Exercise directions — Select, from the material below, each line with "Create" in it.
▼
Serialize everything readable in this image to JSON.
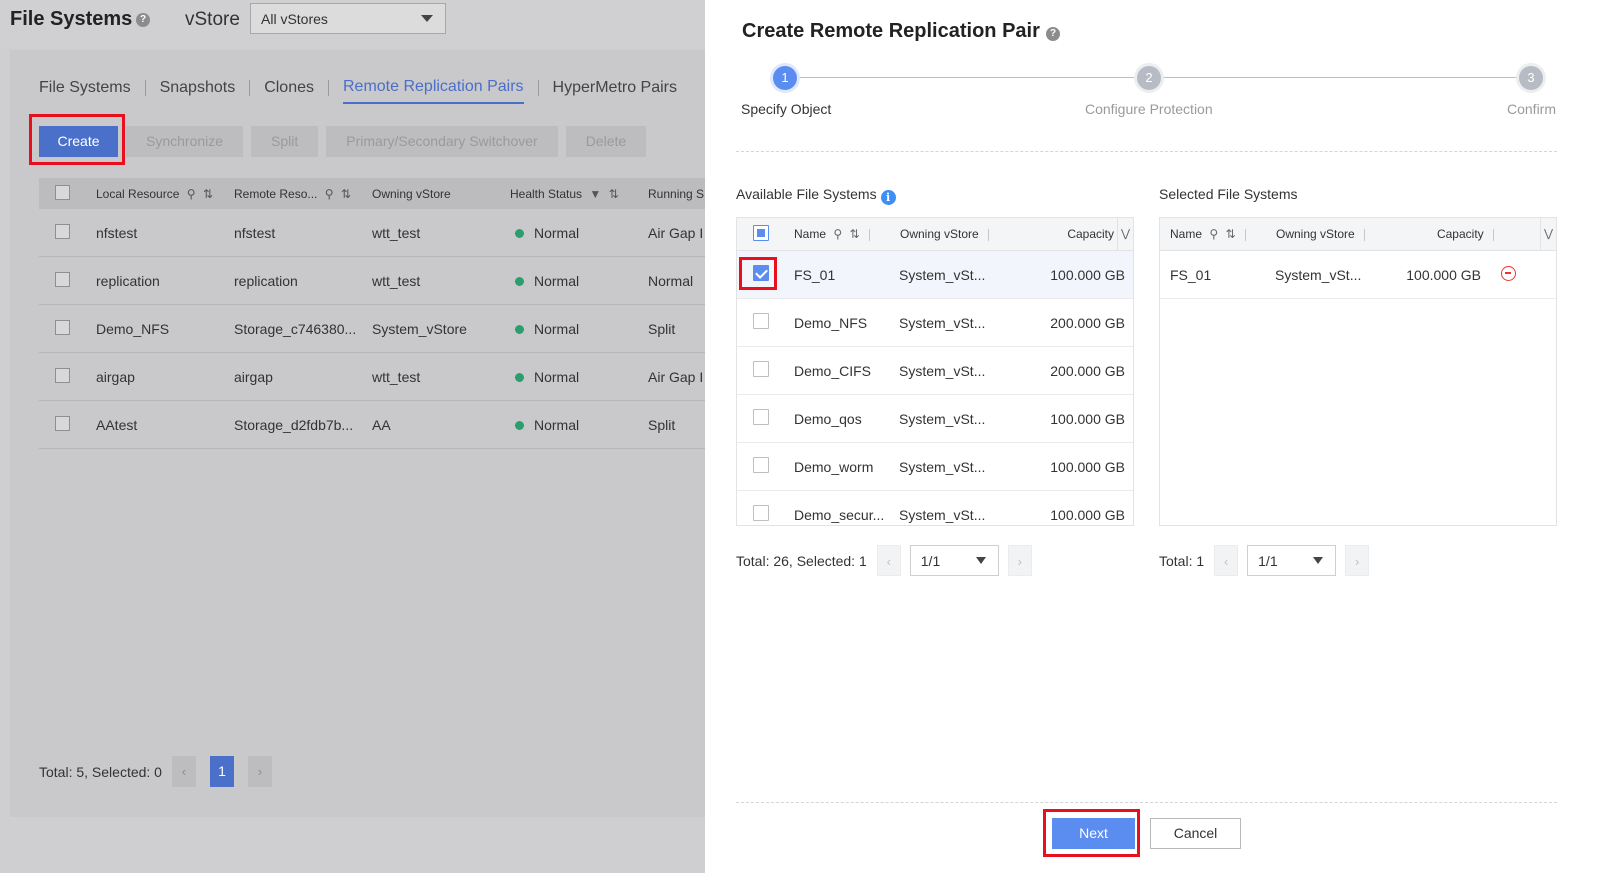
{
  "background": {
    "title": "File Systems",
    "vstore_label": "vStore",
    "vstore_select": "All vStores",
    "tabs": [
      "File Systems",
      "Snapshots",
      "Clones",
      "Remote Replication Pairs",
      "HyperMetro Pairs"
    ],
    "active_tab": "Remote Replication Pairs",
    "buttons": {
      "create": "Create",
      "synchronize": "Synchronize",
      "split": "Split",
      "switchover": "Primary/Secondary Switchover",
      "delete": "Delete"
    },
    "columns": {
      "local": "Local Resource",
      "remote": "Remote Reso...",
      "owning": "Owning vStore",
      "health": "Health Status",
      "running": "Running S"
    },
    "rows": [
      {
        "local": "nfstest",
        "remote": "nfstest",
        "owning": "wtt_test",
        "health": "Normal",
        "running": "Air Gap I"
      },
      {
        "local": "replication",
        "remote": "replication",
        "owning": "wtt_test",
        "health": "Normal",
        "running": "Normal"
      },
      {
        "local": "Demo_NFS",
        "remote": "Storage_c746380...",
        "owning": "System_vStore",
        "health": "Normal",
        "running": "Split"
      },
      {
        "local": "airgap",
        "remote": "airgap",
        "owning": "wtt_test",
        "health": "Normal",
        "running": "Air Gap I"
      },
      {
        "local": "AAtest",
        "remote": "Storage_d2fdb7b...",
        "owning": "AA",
        "health": "Normal",
        "running": "Split"
      }
    ],
    "footer": {
      "summary": "Total: 5, Selected: 0",
      "page": "1"
    }
  },
  "dialog": {
    "title": "Create Remote Replication Pair",
    "steps": [
      {
        "num": "1",
        "label": "Specify Object",
        "state": "active"
      },
      {
        "num": "2",
        "label": "Configure Protection",
        "state": "pending"
      },
      {
        "num": "3",
        "label": "Confirm",
        "state": "pending"
      }
    ],
    "available": {
      "label": "Available File Systems",
      "columns": {
        "name": "Name",
        "owning": "Owning vStore",
        "capacity": "Capacity"
      },
      "rows": [
        {
          "name": "FS_01",
          "owning": "System_vSt...",
          "capacity": "100.000 GB",
          "checked": true
        },
        {
          "name": "Demo_NFS",
          "owning": "System_vSt...",
          "capacity": "200.000 GB",
          "checked": false
        },
        {
          "name": "Demo_CIFS",
          "owning": "System_vSt...",
          "capacity": "200.000 GB",
          "checked": false
        },
        {
          "name": "Demo_qos",
          "owning": "System_vSt...",
          "capacity": "100.000 GB",
          "checked": false
        },
        {
          "name": "Demo_worm",
          "owning": "System_vSt...",
          "capacity": "100.000 GB",
          "checked": false
        },
        {
          "name": "Demo_secur...",
          "owning": "System_vSt...",
          "capacity": "100.000 GB",
          "checked": false
        }
      ],
      "summary": "Total: 26, Selected: 1",
      "page": "1/1"
    },
    "selected": {
      "label": "Selected File Systems",
      "columns": {
        "name": "Name",
        "owning": "Owning vStore",
        "capacity": "Capacity"
      },
      "rows": [
        {
          "name": "FS_01",
          "owning": "System_vSt...",
          "capacity": "100.000 GB"
        }
      ],
      "summary": "Total: 1",
      "page": "1/1"
    },
    "buttons": {
      "next": "Next",
      "cancel": "Cancel"
    }
  },
  "colors": {
    "accent": "#5b8cf0",
    "highlight": "#e8101e",
    "status_normal": "#2c9e6e"
  }
}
▲
Written response —
      "create": "Create",
    "title": "Create Remote Replication Pair",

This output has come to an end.